DO THIS
Scan the records below for lines with the word "type", then state how many you find and nothing else.

* start GIVEN RECORDS *

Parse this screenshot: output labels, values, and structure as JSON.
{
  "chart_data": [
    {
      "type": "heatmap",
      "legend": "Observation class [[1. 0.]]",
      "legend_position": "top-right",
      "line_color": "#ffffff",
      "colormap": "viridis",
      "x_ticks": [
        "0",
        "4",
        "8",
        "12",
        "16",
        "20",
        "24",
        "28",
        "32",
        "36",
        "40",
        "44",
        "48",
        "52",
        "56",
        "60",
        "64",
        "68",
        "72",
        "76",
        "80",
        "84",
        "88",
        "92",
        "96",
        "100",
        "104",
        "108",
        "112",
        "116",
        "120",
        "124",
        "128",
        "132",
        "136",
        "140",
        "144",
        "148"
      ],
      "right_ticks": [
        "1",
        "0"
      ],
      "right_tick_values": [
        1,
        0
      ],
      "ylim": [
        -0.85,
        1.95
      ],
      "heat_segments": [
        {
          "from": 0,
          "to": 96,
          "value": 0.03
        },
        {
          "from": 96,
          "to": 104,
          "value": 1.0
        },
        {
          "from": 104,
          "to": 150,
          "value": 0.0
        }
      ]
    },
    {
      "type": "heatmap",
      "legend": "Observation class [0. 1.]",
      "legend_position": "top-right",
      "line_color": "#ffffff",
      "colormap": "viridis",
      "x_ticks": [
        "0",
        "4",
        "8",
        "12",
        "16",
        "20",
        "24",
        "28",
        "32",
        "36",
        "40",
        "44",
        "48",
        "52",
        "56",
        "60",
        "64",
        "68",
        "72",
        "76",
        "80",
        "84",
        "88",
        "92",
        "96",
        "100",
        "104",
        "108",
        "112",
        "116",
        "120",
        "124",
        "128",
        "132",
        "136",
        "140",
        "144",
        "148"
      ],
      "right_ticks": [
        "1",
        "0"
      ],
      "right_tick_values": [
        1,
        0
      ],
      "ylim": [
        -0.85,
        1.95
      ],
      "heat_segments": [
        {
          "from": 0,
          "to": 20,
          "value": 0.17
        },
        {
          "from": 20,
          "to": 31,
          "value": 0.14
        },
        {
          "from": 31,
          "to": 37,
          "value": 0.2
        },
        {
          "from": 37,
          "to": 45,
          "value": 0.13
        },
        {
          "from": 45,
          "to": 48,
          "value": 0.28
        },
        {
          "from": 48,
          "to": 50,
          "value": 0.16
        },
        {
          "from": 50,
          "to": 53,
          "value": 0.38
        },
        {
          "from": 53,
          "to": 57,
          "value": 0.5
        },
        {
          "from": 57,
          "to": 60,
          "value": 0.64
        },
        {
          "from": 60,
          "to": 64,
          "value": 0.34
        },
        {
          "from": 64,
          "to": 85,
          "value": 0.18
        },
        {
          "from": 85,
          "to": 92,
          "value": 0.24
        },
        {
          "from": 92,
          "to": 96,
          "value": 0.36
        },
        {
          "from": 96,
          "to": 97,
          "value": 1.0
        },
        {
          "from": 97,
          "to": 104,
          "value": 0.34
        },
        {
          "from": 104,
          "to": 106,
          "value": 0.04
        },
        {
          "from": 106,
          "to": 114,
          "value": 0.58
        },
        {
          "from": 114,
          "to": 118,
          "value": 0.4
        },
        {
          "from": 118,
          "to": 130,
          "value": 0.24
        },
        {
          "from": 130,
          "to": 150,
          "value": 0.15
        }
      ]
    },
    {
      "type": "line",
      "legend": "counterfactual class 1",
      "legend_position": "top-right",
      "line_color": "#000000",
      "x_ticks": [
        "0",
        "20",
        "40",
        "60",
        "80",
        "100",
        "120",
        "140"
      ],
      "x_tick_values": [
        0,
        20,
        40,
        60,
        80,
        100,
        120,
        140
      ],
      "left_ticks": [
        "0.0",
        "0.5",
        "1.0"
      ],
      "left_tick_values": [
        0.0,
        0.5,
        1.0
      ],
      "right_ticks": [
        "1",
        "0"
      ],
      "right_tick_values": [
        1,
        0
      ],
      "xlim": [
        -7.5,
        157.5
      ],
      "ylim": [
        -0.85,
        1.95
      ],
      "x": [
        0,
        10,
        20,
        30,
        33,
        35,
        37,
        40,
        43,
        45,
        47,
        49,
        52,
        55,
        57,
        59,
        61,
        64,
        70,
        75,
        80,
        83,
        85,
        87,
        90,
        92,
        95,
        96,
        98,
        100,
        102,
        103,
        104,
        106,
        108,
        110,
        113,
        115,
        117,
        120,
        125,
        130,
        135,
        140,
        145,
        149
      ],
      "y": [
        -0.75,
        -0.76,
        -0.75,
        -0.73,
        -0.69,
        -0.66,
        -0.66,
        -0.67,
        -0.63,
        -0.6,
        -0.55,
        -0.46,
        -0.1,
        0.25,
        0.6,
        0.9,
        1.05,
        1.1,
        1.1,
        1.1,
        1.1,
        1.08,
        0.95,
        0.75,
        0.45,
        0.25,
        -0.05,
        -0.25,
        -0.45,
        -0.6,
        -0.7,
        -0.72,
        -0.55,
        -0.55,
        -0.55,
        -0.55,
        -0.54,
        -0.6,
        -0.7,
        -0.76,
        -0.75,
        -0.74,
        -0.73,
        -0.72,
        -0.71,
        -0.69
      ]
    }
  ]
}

* end GIVEN RECORDS *
* start GIVEN RECORDS *

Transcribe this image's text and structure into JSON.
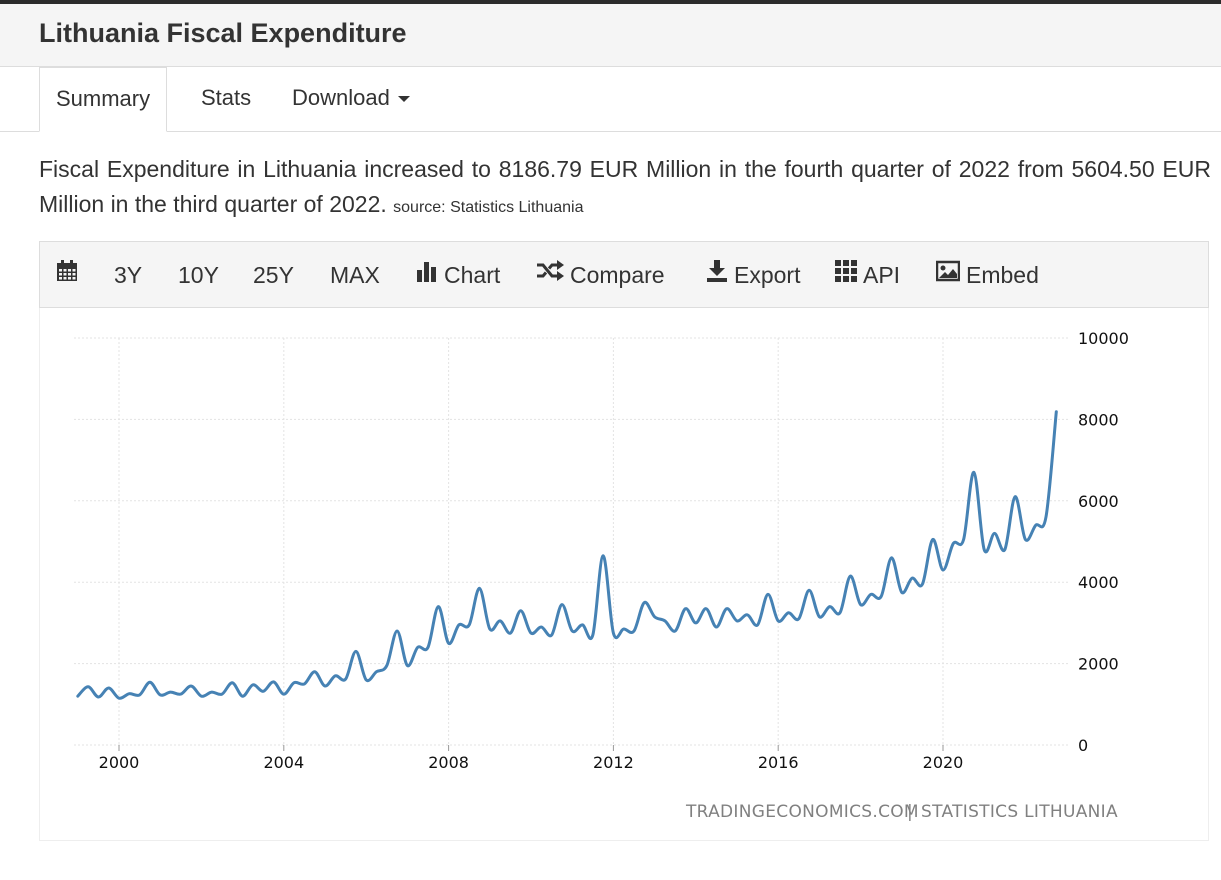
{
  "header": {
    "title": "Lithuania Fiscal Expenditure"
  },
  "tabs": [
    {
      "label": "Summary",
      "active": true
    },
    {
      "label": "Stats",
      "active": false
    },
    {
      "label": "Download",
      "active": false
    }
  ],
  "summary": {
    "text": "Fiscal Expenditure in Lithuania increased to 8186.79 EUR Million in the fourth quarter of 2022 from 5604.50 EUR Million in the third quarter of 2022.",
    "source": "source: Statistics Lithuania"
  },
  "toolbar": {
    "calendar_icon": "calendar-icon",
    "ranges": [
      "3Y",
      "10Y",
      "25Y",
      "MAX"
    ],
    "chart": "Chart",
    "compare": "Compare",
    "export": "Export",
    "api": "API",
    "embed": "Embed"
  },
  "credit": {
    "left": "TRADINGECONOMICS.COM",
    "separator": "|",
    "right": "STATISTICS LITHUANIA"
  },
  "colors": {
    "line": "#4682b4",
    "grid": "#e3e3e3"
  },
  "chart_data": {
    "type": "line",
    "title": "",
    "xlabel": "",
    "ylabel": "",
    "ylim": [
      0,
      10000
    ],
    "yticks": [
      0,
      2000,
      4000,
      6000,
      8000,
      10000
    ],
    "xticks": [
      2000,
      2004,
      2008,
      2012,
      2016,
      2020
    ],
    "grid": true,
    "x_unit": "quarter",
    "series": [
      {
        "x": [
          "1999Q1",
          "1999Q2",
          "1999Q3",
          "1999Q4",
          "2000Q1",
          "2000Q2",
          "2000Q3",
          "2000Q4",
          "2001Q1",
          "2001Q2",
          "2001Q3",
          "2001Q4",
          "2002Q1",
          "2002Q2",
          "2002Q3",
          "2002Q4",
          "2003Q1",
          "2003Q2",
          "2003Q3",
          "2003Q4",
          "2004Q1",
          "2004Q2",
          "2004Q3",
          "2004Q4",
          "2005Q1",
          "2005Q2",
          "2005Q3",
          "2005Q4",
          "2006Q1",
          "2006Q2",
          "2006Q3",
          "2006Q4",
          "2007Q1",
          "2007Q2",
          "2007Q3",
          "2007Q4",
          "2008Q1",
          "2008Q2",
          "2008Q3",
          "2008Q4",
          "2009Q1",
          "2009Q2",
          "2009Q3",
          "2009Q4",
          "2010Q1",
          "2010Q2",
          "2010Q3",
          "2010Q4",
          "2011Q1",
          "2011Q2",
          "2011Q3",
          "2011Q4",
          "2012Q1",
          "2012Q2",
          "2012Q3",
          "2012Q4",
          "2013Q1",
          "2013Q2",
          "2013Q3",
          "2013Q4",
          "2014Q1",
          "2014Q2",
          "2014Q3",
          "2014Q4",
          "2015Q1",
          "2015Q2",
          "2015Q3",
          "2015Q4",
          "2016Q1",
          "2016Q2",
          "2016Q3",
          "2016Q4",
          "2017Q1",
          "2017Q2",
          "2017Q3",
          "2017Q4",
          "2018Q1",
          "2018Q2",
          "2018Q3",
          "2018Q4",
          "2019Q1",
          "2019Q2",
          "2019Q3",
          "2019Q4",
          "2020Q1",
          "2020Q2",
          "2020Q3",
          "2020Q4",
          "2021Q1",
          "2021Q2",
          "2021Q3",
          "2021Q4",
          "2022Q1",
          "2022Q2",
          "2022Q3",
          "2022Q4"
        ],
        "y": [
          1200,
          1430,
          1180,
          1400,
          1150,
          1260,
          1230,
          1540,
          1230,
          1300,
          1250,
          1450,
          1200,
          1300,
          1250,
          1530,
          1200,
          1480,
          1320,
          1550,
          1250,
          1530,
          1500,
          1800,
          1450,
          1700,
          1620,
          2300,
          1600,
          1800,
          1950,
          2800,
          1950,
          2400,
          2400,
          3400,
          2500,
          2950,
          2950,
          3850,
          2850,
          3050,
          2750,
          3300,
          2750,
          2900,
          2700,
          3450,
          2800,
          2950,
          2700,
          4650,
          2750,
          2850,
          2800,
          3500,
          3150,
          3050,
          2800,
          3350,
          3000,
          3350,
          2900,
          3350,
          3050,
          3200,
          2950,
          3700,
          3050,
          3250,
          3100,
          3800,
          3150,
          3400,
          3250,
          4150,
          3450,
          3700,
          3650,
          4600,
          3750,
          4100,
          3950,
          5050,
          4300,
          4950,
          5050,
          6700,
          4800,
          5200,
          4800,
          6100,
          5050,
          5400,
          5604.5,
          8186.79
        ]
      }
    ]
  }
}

* end GIVEN RECORDS *

SOLUTION TO THIS PROBLEM
4